■ **WHAT YOU SHOULD DO**
Your task is to output the entries below word for word.

(Collection entries)

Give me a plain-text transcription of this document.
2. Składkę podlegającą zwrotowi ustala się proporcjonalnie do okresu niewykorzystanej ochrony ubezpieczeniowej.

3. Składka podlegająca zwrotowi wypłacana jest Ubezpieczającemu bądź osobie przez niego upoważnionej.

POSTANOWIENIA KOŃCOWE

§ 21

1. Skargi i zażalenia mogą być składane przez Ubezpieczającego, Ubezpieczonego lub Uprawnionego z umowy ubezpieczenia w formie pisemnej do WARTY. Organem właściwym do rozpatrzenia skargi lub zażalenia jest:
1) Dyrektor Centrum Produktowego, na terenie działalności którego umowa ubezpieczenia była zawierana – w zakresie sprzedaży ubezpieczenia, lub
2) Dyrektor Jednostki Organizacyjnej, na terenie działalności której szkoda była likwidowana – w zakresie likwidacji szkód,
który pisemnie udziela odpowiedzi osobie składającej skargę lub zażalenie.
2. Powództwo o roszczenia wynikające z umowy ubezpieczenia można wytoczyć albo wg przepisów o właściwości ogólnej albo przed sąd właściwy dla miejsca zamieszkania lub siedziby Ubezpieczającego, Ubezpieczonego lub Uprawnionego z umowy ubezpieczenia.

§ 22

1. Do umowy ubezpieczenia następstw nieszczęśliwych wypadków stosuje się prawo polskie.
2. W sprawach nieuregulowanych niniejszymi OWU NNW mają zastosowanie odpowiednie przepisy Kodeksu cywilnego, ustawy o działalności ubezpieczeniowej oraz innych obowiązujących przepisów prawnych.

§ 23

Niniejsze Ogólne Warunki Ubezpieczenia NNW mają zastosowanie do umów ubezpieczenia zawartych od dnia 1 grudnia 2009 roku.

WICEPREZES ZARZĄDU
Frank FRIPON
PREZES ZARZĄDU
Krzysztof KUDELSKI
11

■ **WORKED ANSWER**
Give me a plain-text transcription of this document.
2. Składkę podlegającą zwrotowi ustala się proporcjonalnie do okresu niewykorzystanej ochrony ubezpieczeniowej.

3. Składka podlegająca zwrotowi wypłacana jest Ubezpieczającemu bądź osobie przez niego upoważnionej.

POSTANOWIENIA KOŃCOWE

§ 21

1. Skargi i zażalenia mogą być składane przez Ubezpieczającego, Ubezpieczonego lub Uprawnionego z umowy ubezpieczenia w formie pisemnej do WARTY. Organem właściwym do rozpatrzenia skargi lub zażalenia jest:
1) Dyrektor Centrum Produktowego, na terenie działalności którego umowa ubezpieczenia była zawierana – w zakresie sprzedaży ubezpieczenia, lub
2) Dyrektor Jednostki Organizacyjnej, na terenie działalności której szkoda była likwidowana – w zakresie likwidacji szkód,
który pisemnie udziela odpowiedzi osobie składającej skargę lub zażalenie.
2. Powództwo o roszczenia wynikające z umowy ubezpieczenia można wytoczyć albo wg przepisów o właściwości ogólnej albo przed sąd właściwy dla miejsca zamieszkania lub siedziby Ubezpieczającego, Ubezpieczonego lub Uprawnionego z umowy ubezpieczenia.

§ 22

1. Do umowy ubezpieczenia następstw nieszczęśliwych wypadków stosuje się prawo polskie.
2. W sprawach nieuregulowanych niniejszymi OWU NNW mają zastosowanie odpowiednie przepisy Kodeksu cywilnego, ustawy o działalności ubezpieczeniowej oraz innych obowiązujących przepisów prawnych.

§ 23

Niniejsze Ogólne Warunki Ubezpieczenia NNW mają zastosowanie do umów ubezpieczenia zawartych od dnia 1 grudnia 2009 roku.

WICEPREZES ZARZĄDU
Frank FRIPON
PREZES ZARZĄDU
Krzysztof KUDELSKI
11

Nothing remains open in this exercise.